Exercise description => Go over the entries below line by line, copying each one that contains the word "label".

»»

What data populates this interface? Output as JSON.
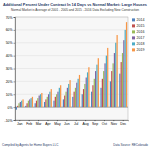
{
  "chart_data": {
    "type": "bar",
    "title": "Additional Percent Under Contract In 14 Days vs Normal Market: Large Houses",
    "subtitle": "Normal Market is Average of 2001 - 2005 and 2015 - 2016 Data Excluding New Construction",
    "footer_left": "Compiled by Agents for Home Buyers LLC",
    "footer_right": "Data Source: REColorado",
    "categories": [
      "Jan",
      "Feb",
      "Mar",
      "Apr",
      "May",
      "Jun",
      "Jul",
      "Aug",
      "Sep",
      "Oct",
      "Nov",
      "Dec"
    ],
    "series": [
      {
        "name": "2014",
        "color": "#4f81bd",
        "values": [
          -2,
          1,
          3,
          4,
          5,
          6,
          8,
          10,
          12,
          15,
          20,
          26
        ]
      },
      {
        "name": "2015",
        "color": "#c0504d",
        "values": [
          1,
          3,
          5,
          6,
          8,
          9,
          12,
          14,
          17,
          22,
          28,
          35
        ]
      },
      {
        "name": "2016",
        "color": "#9bbb59",
        "values": [
          3,
          5,
          7,
          8,
          10,
          12,
          15,
          18,
          22,
          28,
          34,
          42
        ]
      },
      {
        "name": "2017",
        "color": "#8064a2",
        "values": [
          4,
          6,
          9,
          10,
          12,
          15,
          19,
          23,
          28,
          34,
          42,
          52
        ]
      },
      {
        "name": "2018",
        "color": "#4bacc6",
        "values": [
          5,
          7,
          10,
          12,
          15,
          18,
          22,
          27,
          33,
          40,
          50,
          60
        ]
      },
      {
        "name": "2019",
        "color": "#f79646",
        "values": [
          6,
          8,
          11,
          14,
          17,
          21,
          25,
          31,
          38,
          46,
          56,
          66
        ]
      }
    ],
    "ylim": [
      -10,
      70
    ],
    "yticks": [
      {
        "value": -10,
        "label": "-10%"
      },
      {
        "value": 0,
        "label": "0%"
      },
      {
        "value": 10,
        "label": "10%"
      },
      {
        "value": 20,
        "label": "20%"
      },
      {
        "value": 30,
        "label": "30%"
      },
      {
        "value": 40,
        "label": "40%"
      },
      {
        "value": 50,
        "label": "50%"
      },
      {
        "value": 60,
        "label": "60%"
      },
      {
        "value": 70,
        "label": "70%"
      }
    ],
    "grid": true,
    "legend": "right"
  }
}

««

Full answer =>
        "label": "-10%"
        "label": "0%"
        "label": "10%"
        "label": "20%"
        "label": "30%"
        "label": "40%"
        "label": "50%"
        "label": "60%"
        "label": "70%"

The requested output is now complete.